▶ Instructions to follow
Each record below should appear again exactly as written.

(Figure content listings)
..........
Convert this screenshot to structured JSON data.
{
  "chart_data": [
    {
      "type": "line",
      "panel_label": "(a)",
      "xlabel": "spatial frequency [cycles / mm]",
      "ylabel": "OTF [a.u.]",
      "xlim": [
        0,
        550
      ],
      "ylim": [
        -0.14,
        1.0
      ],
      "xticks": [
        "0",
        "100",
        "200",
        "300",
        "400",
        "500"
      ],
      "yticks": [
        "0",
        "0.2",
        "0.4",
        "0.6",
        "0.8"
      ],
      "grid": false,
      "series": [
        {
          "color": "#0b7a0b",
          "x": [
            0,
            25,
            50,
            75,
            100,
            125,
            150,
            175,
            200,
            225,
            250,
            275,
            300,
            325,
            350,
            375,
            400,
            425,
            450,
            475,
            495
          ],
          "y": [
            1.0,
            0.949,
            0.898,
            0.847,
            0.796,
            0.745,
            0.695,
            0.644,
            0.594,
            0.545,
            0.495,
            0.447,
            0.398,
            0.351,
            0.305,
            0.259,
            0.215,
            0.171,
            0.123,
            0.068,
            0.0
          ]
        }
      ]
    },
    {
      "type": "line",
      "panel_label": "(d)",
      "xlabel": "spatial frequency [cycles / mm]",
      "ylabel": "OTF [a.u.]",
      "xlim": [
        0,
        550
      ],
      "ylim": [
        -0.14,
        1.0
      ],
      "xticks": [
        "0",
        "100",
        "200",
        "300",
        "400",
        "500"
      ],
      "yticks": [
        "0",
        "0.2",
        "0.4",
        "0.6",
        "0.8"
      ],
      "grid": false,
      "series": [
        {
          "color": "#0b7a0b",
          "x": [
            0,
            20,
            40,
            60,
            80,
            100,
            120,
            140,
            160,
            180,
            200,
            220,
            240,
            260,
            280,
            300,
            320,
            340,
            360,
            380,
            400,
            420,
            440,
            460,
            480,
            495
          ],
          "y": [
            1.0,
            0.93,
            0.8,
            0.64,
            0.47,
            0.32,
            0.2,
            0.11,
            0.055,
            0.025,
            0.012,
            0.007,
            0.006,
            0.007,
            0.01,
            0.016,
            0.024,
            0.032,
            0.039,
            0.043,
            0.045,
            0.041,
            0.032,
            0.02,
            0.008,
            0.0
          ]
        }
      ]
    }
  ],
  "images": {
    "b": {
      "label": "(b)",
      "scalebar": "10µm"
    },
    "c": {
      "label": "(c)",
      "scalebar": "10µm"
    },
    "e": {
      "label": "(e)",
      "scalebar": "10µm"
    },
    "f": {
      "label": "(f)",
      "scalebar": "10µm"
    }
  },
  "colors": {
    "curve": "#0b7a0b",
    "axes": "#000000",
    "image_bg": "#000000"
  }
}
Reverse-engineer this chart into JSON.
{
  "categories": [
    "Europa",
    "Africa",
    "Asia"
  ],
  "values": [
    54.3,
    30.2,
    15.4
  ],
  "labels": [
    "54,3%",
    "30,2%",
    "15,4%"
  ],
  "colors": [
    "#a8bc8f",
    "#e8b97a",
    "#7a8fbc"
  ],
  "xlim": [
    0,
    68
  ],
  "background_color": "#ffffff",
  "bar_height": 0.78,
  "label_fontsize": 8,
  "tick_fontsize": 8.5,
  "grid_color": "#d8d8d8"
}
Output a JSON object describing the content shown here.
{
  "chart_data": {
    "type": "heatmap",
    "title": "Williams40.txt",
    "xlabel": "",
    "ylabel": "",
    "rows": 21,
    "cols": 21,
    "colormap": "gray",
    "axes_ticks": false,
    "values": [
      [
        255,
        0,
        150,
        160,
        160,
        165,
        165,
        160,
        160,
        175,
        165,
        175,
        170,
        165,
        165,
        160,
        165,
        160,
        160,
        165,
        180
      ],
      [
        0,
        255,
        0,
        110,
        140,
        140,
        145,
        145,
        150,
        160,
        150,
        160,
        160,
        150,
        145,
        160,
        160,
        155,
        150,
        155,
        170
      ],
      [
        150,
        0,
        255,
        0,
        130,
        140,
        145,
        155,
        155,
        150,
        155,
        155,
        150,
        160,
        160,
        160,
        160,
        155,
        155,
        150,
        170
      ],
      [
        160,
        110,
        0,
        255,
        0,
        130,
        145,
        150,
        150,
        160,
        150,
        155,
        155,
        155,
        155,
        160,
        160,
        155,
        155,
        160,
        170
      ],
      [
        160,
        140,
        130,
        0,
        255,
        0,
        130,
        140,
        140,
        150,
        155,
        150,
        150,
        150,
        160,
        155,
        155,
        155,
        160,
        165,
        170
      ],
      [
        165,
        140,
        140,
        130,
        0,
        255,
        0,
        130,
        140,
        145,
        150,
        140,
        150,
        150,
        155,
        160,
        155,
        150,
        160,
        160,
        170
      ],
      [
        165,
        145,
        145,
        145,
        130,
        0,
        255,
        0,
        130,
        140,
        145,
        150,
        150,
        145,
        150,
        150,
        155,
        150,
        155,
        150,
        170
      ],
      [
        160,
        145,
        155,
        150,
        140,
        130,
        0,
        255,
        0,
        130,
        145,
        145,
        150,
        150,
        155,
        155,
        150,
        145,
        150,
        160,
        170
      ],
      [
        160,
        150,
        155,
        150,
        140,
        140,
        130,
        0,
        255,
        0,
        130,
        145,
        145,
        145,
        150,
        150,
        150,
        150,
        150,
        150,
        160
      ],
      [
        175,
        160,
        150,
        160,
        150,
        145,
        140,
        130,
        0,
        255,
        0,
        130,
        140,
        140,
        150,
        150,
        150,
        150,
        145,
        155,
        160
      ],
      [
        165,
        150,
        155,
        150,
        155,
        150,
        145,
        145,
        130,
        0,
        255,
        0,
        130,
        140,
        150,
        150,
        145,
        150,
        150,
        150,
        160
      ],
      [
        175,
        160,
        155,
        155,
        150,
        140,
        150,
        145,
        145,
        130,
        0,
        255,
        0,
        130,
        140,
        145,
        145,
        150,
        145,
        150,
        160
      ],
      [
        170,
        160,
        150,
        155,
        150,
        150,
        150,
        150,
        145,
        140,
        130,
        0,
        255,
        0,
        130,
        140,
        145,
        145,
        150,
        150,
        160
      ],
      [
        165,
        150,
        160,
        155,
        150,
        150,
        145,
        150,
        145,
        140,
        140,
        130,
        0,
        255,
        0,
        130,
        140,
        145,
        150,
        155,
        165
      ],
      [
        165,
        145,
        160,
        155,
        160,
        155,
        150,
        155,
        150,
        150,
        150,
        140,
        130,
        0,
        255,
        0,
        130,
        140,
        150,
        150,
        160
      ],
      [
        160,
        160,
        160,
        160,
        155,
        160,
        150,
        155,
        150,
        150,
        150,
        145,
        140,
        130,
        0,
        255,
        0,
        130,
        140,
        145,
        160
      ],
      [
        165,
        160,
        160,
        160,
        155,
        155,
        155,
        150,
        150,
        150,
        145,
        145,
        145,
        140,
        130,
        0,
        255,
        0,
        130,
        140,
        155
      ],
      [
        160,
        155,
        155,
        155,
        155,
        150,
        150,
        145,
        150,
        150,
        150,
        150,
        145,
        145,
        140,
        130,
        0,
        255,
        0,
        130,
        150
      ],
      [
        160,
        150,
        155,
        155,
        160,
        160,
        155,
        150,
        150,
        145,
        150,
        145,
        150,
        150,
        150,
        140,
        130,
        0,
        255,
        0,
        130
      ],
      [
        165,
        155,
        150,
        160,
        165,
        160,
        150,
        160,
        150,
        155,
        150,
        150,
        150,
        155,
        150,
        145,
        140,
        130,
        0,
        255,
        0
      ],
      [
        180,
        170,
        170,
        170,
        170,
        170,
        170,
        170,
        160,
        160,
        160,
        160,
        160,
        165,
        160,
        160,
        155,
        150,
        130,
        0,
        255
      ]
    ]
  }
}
..........
▶ Response to the task
Convert this screenshot to structured JSON data.
{
  "chart_data": [
    {
      "type": "line",
      "panel_label": "(a)",
      "xlabel": "spatial frequency [cycles / mm]",
      "ylabel": "OTF [a.u.]",
      "xlim": [
        0,
        550
      ],
      "ylim": [
        -0.14,
        1.0
      ],
      "xticks": [
        "0",
        "100",
        "200",
        "300",
        "400",
        "500"
      ],
      "yticks": [
        "0",
        "0.2",
        "0.4",
        "0.6",
        "0.8"
      ],
      "grid": false,
      "series": [
        {
          "color": "#0b7a0b",
          "x": [
            0,
            25,
            50,
            75,
            100,
            125,
            150,
            175,
            200,
            225,
            250,
            275,
            300,
            325,
            350,
            375,
            400,
            425,
            450,
            475,
            495
          ],
          "y": [
            1.0,
            0.949,
            0.898,
            0.847,
            0.796,
            0.745,
            0.695,
            0.644,
            0.594,
            0.545,
            0.495,
            0.447,
            0.398,
            0.351,
            0.305,
            0.259,
            0.215,
            0.171,
            0.123,
            0.068,
            0.0
          ]
        }
      ]
    },
    {
      "type": "line",
      "panel_label": "(d)",
      "xlabel": "spatial frequency [cycles / mm]",
      "ylabel": "OTF [a.u.]",
      "xlim": [
        0,
        550
      ],
      "ylim": [
        -0.14,
        1.0
      ],
      "xticks": [
        "0",
        "100",
        "200",
        "300",
        "400",
        "500"
      ],
      "yticks": [
        "0",
        "0.2",
        "0.4",
        "0.6",
        "0.8"
      ],
      "grid": false,
      "series": [
        {
          "color": "#0b7a0b",
          "x": [
            0,
            20,
            40,
            60,
            80,
            100,
            120,
            140,
            160,
            180,
            200,
            220,
            240,
            260,
            280,
            300,
            320,
            340,
            360,
            380,
            400,
            420,
            440,
            460,
            480,
            495
          ],
          "y": [
            1.0,
            0.93,
            0.8,
            0.64,
            0.47,
            0.32,
            0.2,
            0.11,
            0.055,
            0.025,
            0.012,
            0.007,
            0.006,
            0.007,
            0.01,
            0.016,
            0.024,
            0.032,
            0.039,
            0.043,
            0.045,
            0.041,
            0.032,
            0.02,
            0.008,
            0.0
          ]
        }
      ]
    }
  ],
  "images": {
    "b": {
      "label": "(b)",
      "scalebar": "10µm"
    },
    "c": {
      "label": "(c)",
      "scalebar": "10µm"
    },
    "e": {
      "label": "(e)",
      "scalebar": "10µm"
    },
    "f": {
      "label": "(f)",
      "scalebar": "10µm"
    }
  },
  "colors": {
    "curve": "#0b7a0b",
    "axes": "#000000",
    "image_bg": "#000000"
  }
}
Reverse-engineer this chart into JSON.
{
  "categories": [
    "Europa",
    "Africa",
    "Asia"
  ],
  "values": [
    54.3,
    30.2,
    15.4
  ],
  "labels": [
    "54,3%",
    "30,2%",
    "15,4%"
  ],
  "colors": [
    "#a8bc8f",
    "#e8b97a",
    "#7a8fbc"
  ],
  "xlim": [
    0,
    68
  ],
  "background_color": "#ffffff",
  "bar_height": 0.78,
  "label_fontsize": 8,
  "tick_fontsize": 8.5,
  "grid_color": "#d8d8d8"
}
Output a JSON object describing the content shown here.
{
  "chart_data": {
    "type": "heatmap",
    "title": "Williams40.txt",
    "xlabel": "",
    "ylabel": "",
    "rows": 21,
    "cols": 21,
    "colormap": "gray",
    "axes_ticks": false,
    "values": [
      [
        255,
        0,
        150,
        160,
        160,
        165,
        165,
        160,
        160,
        175,
        165,
        175,
        170,
        165,
        165,
        160,
        165,
        160,
        160,
        165,
        180
      ],
      [
        0,
        255,
        0,
        110,
        140,
        140,
        145,
        145,
        150,
        160,
        150,
        160,
        160,
        150,
        145,
        160,
        160,
        155,
        150,
        155,
        170
      ],
      [
        150,
        0,
        255,
        0,
        130,
        140,
        145,
        155,
        155,
        150,
        155,
        155,
        150,
        160,
        160,
        160,
        160,
        155,
        155,
        150,
        170
      ],
      [
        160,
        110,
        0,
        255,
        0,
        130,
        145,
        150,
        150,
        160,
        150,
        155,
        155,
        155,
        155,
        160,
        160,
        155,
        155,
        160,
        170
      ],
      [
        160,
        140,
        130,
        0,
        255,
        0,
        130,
        140,
        140,
        150,
        155,
        150,
        150,
        150,
        160,
        155,
        155,
        155,
        160,
        165,
        170
      ],
      [
        165,
        140,
        140,
        130,
        0,
        255,
        0,
        130,
        140,
        145,
        150,
        140,
        150,
        150,
        155,
        160,
        155,
        150,
        160,
        160,
        170
      ],
      [
        165,
        145,
        145,
        145,
        130,
        0,
        255,
        0,
        130,
        140,
        145,
        150,
        150,
        145,
        150,
        150,
        155,
        150,
        155,
        150,
        170
      ],
      [
        160,
        145,
        155,
        150,
        140,
        130,
        0,
        255,
        0,
        130,
        145,
        145,
        150,
        150,
        155,
        155,
        150,
        145,
        150,
        160,
        170
      ],
      [
        160,
        150,
        155,
        150,
        140,
        140,
        130,
        0,
        255,
        0,
        130,
        145,
        145,
        145,
        150,
        150,
        150,
        150,
        150,
        150,
        160
      ],
      [
        175,
        160,
        150,
        160,
        150,
        145,
        140,
        130,
        0,
        255,
        0,
        130,
        140,
        140,
        150,
        150,
        150,
        150,
        145,
        155,
        160
      ],
      [
        165,
        150,
        155,
        150,
        155,
        150,
        145,
        145,
        130,
        0,
        255,
        0,
        130,
        140,
        150,
        150,
        145,
        150,
        150,
        150,
        160
      ],
      [
        175,
        160,
        155,
        155,
        150,
        140,
        150,
        145,
        145,
        130,
        0,
        255,
        0,
        130,
        140,
        145,
        145,
        150,
        145,
        150,
        160
      ],
      [
        170,
        160,
        150,
        155,
        150,
        150,
        150,
        150,
        145,
        140,
        130,
        0,
        255,
        0,
        130,
        140,
        145,
        145,
        150,
        150,
        160
      ],
      [
        165,
        150,
        160,
        155,
        150,
        150,
        145,
        150,
        145,
        140,
        140,
        130,
        0,
        255,
        0,
        130,
        140,
        145,
        150,
        155,
        165
      ],
      [
        165,
        145,
        160,
        155,
        160,
        155,
        150,
        155,
        150,
        150,
        150,
        140,
        130,
        0,
        255,
        0,
        130,
        140,
        150,
        150,
        160
      ],
      [
        160,
        160,
        160,
        160,
        155,
        160,
        150,
        155,
        150,
        150,
        150,
        145,
        140,
        130,
        0,
        255,
        0,
        130,
        140,
        145,
        160
      ],
      [
        165,
        160,
        160,
        160,
        155,
        155,
        155,
        150,
        150,
        150,
        145,
        145,
        145,
        140,
        130,
        0,
        255,
        0,
        130,
        140,
        155
      ],
      [
        160,
        155,
        155,
        155,
        155,
        150,
        150,
        145,
        150,
        150,
        150,
        150,
        145,
        145,
        140,
        130,
        0,
        255,
        0,
        130,
        150
      ],
      [
        160,
        150,
        155,
        155,
        160,
        160,
        155,
        150,
        150,
        145,
        150,
        145,
        150,
        150,
        150,
        140,
        130,
        0,
        255,
        0,
        130
      ],
      [
        165,
        155,
        150,
        160,
        165,
        160,
        150,
        160,
        150,
        155,
        150,
        150,
        150,
        155,
        150,
        145,
        140,
        130,
        0,
        255,
        0
      ],
      [
        180,
        170,
        170,
        170,
        170,
        170,
        170,
        170,
        160,
        160,
        160,
        160,
        160,
        165,
        160,
        160,
        155,
        150,
        130,
        0,
        255
      ]
    ]
  }
}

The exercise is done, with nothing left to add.